| Exercise task |
Extract, verbatim, all lines starting at the one containing "Output the text content of this document." and ending with the final line of the listing, and no others.

| Data for processing |
--- begin ---

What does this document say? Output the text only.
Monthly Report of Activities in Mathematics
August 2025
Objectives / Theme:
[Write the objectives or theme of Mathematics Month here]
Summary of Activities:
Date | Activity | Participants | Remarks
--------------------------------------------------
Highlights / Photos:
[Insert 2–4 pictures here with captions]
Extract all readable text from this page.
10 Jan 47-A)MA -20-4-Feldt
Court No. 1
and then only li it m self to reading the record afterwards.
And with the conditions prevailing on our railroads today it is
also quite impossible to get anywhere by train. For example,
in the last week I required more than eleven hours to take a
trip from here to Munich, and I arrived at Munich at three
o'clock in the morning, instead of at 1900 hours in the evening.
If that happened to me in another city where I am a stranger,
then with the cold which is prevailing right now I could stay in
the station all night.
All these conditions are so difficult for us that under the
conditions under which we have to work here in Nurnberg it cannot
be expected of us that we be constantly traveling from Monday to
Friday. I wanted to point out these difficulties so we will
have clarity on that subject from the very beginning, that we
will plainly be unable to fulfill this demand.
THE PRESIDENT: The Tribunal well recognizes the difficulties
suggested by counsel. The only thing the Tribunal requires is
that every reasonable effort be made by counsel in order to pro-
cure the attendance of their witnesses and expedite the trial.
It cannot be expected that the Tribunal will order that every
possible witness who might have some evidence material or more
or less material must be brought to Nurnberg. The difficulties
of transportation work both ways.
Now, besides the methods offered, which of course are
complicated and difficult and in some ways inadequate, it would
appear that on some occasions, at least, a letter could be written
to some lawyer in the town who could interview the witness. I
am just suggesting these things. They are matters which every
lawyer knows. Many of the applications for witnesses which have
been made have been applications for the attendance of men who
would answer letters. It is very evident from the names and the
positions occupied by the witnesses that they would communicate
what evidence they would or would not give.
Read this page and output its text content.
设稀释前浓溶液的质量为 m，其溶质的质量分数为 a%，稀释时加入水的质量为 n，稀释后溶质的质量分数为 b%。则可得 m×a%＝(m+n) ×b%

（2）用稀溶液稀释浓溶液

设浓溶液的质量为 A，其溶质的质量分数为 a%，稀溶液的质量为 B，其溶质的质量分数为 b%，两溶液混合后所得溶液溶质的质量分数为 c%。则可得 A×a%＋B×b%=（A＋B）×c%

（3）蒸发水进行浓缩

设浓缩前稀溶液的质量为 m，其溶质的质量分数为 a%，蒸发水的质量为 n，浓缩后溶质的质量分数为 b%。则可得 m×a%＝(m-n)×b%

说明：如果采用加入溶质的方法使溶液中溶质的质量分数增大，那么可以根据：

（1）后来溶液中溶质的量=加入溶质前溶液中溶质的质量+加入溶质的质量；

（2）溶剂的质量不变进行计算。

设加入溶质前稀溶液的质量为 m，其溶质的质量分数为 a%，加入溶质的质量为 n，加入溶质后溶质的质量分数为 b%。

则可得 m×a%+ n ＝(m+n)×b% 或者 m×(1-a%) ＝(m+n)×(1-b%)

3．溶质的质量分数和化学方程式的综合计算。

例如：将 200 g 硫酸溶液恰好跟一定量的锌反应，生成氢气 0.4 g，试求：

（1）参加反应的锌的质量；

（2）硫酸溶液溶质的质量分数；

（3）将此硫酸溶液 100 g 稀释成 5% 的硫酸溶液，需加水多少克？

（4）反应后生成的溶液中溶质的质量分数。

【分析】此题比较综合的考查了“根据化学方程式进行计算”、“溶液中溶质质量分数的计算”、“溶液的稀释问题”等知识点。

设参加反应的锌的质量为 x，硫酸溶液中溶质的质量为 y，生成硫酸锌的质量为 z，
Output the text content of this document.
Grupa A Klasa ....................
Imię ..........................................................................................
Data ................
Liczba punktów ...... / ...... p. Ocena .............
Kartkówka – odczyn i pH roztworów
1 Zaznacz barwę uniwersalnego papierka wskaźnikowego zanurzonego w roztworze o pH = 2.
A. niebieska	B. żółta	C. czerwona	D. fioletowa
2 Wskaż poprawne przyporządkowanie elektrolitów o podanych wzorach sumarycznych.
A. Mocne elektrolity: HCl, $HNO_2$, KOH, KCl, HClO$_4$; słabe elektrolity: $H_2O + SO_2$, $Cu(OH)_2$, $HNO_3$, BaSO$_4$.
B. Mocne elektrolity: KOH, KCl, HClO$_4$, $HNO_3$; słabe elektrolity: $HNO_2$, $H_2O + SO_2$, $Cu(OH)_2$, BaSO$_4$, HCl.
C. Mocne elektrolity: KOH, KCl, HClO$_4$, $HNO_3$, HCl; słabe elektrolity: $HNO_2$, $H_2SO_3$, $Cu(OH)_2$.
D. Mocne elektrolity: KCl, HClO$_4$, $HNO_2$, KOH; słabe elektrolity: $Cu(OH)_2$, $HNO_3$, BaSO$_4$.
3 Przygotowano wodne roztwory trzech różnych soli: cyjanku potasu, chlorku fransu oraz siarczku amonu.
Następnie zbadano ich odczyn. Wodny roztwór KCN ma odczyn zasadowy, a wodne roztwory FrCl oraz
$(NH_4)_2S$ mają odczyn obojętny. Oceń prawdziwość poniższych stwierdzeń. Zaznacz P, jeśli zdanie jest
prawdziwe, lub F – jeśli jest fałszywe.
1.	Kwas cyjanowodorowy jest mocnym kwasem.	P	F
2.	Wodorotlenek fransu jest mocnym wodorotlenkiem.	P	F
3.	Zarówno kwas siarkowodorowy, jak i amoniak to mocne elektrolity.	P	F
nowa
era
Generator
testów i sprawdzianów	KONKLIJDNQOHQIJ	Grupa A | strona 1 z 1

--- end ---

| Written solution |
Output the text content of this document.
Grupa A Klasa ....................
Imię ..........................................................................................
Data ................
Liczba punktów ...... / ...... p. Ocena .............
Kartkówka – odczyn i pH roztworów
1 Zaznacz barwę uniwersalnego papierka wskaźnikowego zanurzonego w roztworze o pH = 2.
A. niebieska	B. żółta	C. czerwona	D. fioletowa
2 Wskaż poprawne przyporządkowanie elektrolitów o podanych wzorach sumarycznych.
A. Mocne elektrolity: HCl, $HNO_2$, KOH, KCl, HClO$_4$; słabe elektrolity: $H_2O + SO_2$, $Cu(OH)_2$, $HNO_3$, BaSO$_4$.
B. Mocne elektrolity: KOH, KCl, HClO$_4$, $HNO_3$; słabe elektrolity: $HNO_2$, $H_2O + SO_2$, $Cu(OH)_2$, BaSO$_4$, HCl.
C. Mocne elektrolity: KOH, KCl, HClO$_4$, $HNO_3$, HCl; słabe elektrolity: $HNO_2$, $H_2SO_3$, $Cu(OH)_2$.
D. Mocne elektrolity: KCl, HClO$_4$, $HNO_2$, KOH; słabe elektrolity: $Cu(OH)_2$, $HNO_3$, BaSO$_4$.
3 Przygotowano wodne roztwory trzech różnych soli: cyjanku potasu, chlorku fransu oraz siarczku amonu.
Następnie zbadano ich odczyn. Wodny roztwór KCN ma odczyn zasadowy, a wodne roztwory FrCl oraz
$(NH_4)_2S$ mają odczyn obojętny. Oceń prawdziwość poniższych stwierdzeń. Zaznacz P, jeśli zdanie jest
prawdziwe, lub F – jeśli jest fałszywe.
1.	Kwas cyjanowodorowy jest mocnym kwasem.	P	F
2.	Wodorotlenek fransu jest mocnym wodorotlenkiem.	P	F
3.	Zarówno kwas siarkowodorowy, jak i amoniak to mocne elektrolity.	P	F
nowa
era
Generator
testów i sprawdzianów	KONKLIJDNQOHQIJ	Grupa A | strona 1 z 1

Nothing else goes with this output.